TO BE DONE: Copy each line that holds "JSON".

──────── AVAILABLE RECORDS

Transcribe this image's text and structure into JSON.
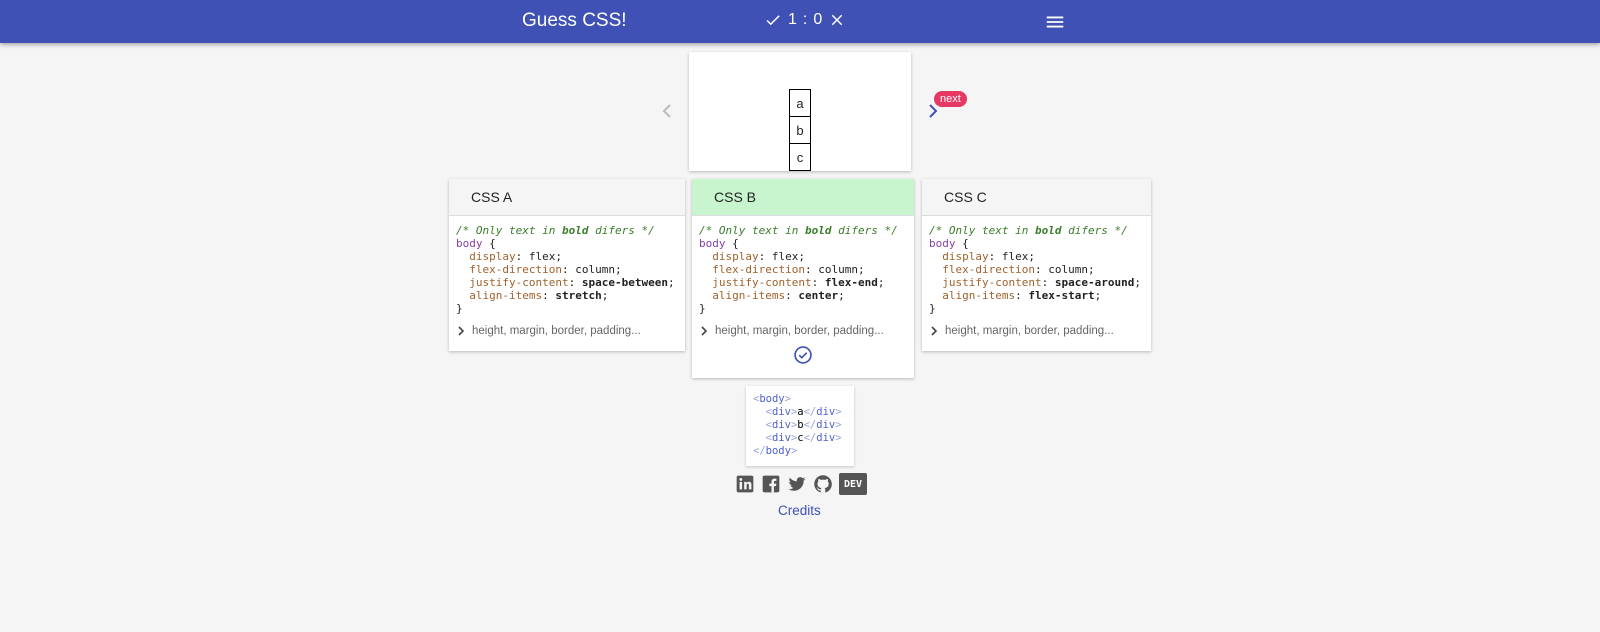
{
  "header": {
    "title": "Guess CSS!",
    "score": {
      "correct": "1",
      "separator": ":",
      "wrong": "0"
    }
  },
  "preview": {
    "items": [
      "a",
      "b",
      "c"
    ],
    "next_badge": "next"
  },
  "cards": [
    {
      "title": "CSS A",
      "comment_pre": "/* Only text in ",
      "comment_bold": "bold",
      "comment_post": " difers */",
      "selector": "body",
      "open_brace": "{",
      "close_brace": "}",
      "decls": [
        {
          "prop": "display",
          "value": "flex",
          "bold": false
        },
        {
          "prop": "flex-direction",
          "value": "column",
          "bold": false
        },
        {
          "prop": "justify-content",
          "value": "space-between",
          "bold": true
        },
        {
          "prop": "align-items",
          "value": "stretch",
          "bold": true
        }
      ],
      "more": "height, margin, border, padding..."
    },
    {
      "title": "CSS B",
      "comment_pre": "/* Only text in ",
      "comment_bold": "bold",
      "comment_post": " difers */",
      "selector": "body",
      "open_brace": "{",
      "close_brace": "}",
      "decls": [
        {
          "prop": "display",
          "value": "flex",
          "bold": false
        },
        {
          "prop": "flex-direction",
          "value": "column",
          "bold": false
        },
        {
          "prop": "justify-content",
          "value": "flex-end",
          "bold": true
        },
        {
          "prop": "align-items",
          "value": "center",
          "bold": true
        }
      ],
      "more": "height, margin, border, padding...",
      "correct": true
    },
    {
      "title": "CSS C",
      "comment_pre": "/* Only text in ",
      "comment_bold": "bold",
      "comment_post": " difers */",
      "selector": "body",
      "open_brace": "{",
      "close_brace": "}",
      "decls": [
        {
          "prop": "display",
          "value": "flex",
          "bold": false
        },
        {
          "prop": "flex-direction",
          "value": "column",
          "bold": false
        },
        {
          "prop": "justify-content",
          "value": "space-around",
          "bold": true
        },
        {
          "prop": "align-items",
          "value": "flex-start",
          "bold": true
        }
      ],
      "more": "height, margin, border, padding..."
    }
  ],
  "html_snippet": {
    "body_tag": "body",
    "div_tag": "div",
    "items": [
      "a",
      "b",
      "c"
    ]
  },
  "footer": {
    "icons": [
      "linkedin-icon",
      "facebook-icon",
      "twitter-icon",
      "github-icon",
      "dev-icon"
    ],
    "dev_label": "DEV",
    "credits": "Credits"
  },
  "colors": {
    "primary": "#3f51b5",
    "correct_bg": "#c8f5cd",
    "badge": "#e53963"
  }
}
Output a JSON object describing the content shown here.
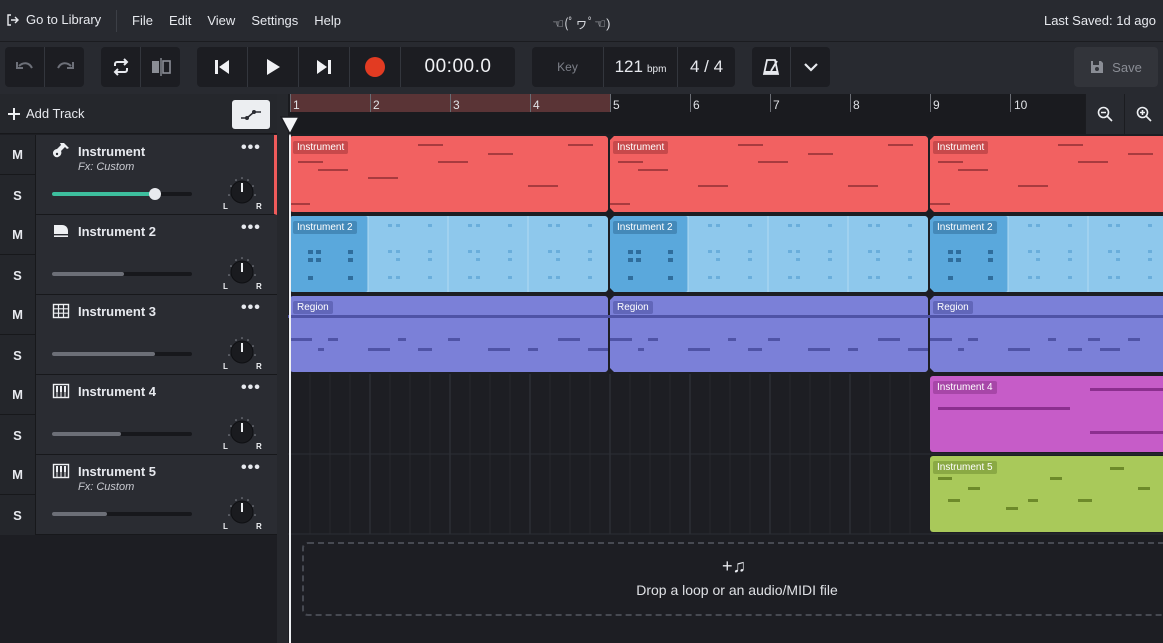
{
  "menubar": {
    "library_label": "Go to Library",
    "menus": [
      "File",
      "Edit",
      "View",
      "Settings",
      "Help"
    ],
    "title": "☜(ﾟヮﾟ☜)",
    "last_saved": "Last Saved: 1d ago"
  },
  "toolbar": {
    "time": "00:00.0",
    "key_label": "Key",
    "bpm_value": "121",
    "bpm_unit": "bpm",
    "time_signature": "4 / 4",
    "save_label": "Save"
  },
  "tracks_panel": {
    "add_track_label": "Add Track",
    "mute_label": "M",
    "solo_label": "S",
    "tracks": [
      {
        "name": "Instrument",
        "fx": "Fx: Custom",
        "icon": "guitar-icon",
        "volume": 0.74,
        "color": "#f26161"
      },
      {
        "name": "Instrument 2",
        "fx": "",
        "icon": "piano-icon",
        "volume": 0.52,
        "color": "#8ec8ec"
      },
      {
        "name": "Instrument 3",
        "fx": "",
        "icon": "grid-pad-icon",
        "volume": 0.74,
        "color": "#7b80d8"
      },
      {
        "name": "Instrument 4",
        "fx": "",
        "icon": "keyboard-icon",
        "volume": 0.5,
        "color": "#c65cc8"
      },
      {
        "name": "Instrument 5",
        "fx": "Fx: Custom",
        "icon": "keyboard-icon",
        "volume": 0.39,
        "color": "#a9c95a"
      }
    ]
  },
  "timeline": {
    "bars": [
      "1",
      "2",
      "3",
      "4",
      "5",
      "6",
      "7",
      "8",
      "9",
      "10"
    ],
    "loop_bars": [
      1,
      5
    ],
    "region_labels": {
      "track1": "Instrument",
      "track2": "Instrument 2",
      "track3": "Region",
      "track4": "Instrument 4",
      "track5": "Instrument 5"
    },
    "drop_text": "Drop a loop or an audio/MIDI file"
  }
}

────────────────

ANSWER TO THE PROBLEM:
Transcribe this image's text and structure into JSON.
Output a JSON object describing the content shown here.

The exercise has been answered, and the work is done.